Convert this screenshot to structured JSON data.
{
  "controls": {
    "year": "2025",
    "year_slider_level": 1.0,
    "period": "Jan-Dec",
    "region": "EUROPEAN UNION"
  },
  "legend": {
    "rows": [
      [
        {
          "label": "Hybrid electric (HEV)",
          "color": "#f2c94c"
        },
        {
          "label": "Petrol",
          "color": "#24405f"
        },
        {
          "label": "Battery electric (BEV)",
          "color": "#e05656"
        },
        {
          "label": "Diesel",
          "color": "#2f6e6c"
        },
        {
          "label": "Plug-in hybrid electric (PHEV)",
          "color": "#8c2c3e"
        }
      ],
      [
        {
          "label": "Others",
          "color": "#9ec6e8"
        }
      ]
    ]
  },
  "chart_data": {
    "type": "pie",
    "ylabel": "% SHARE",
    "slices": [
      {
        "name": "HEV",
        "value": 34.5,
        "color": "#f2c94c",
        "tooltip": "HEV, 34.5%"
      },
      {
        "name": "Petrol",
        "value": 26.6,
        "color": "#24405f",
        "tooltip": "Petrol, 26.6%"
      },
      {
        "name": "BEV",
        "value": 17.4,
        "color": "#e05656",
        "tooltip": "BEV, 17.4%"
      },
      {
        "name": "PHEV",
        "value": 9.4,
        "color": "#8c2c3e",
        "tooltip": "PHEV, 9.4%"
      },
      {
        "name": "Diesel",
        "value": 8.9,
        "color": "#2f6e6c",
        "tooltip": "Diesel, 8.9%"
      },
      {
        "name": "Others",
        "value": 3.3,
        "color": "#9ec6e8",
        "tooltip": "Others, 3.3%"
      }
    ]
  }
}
————————
■ Task:
Find every line above that contains the word "electric", and return each one.

■ Worked answer:
          "label": "Hybrid electric (HEV)",
          "label": "Battery electric (BEV)",
          "label": "Plug-in hybrid electric (PHEV)",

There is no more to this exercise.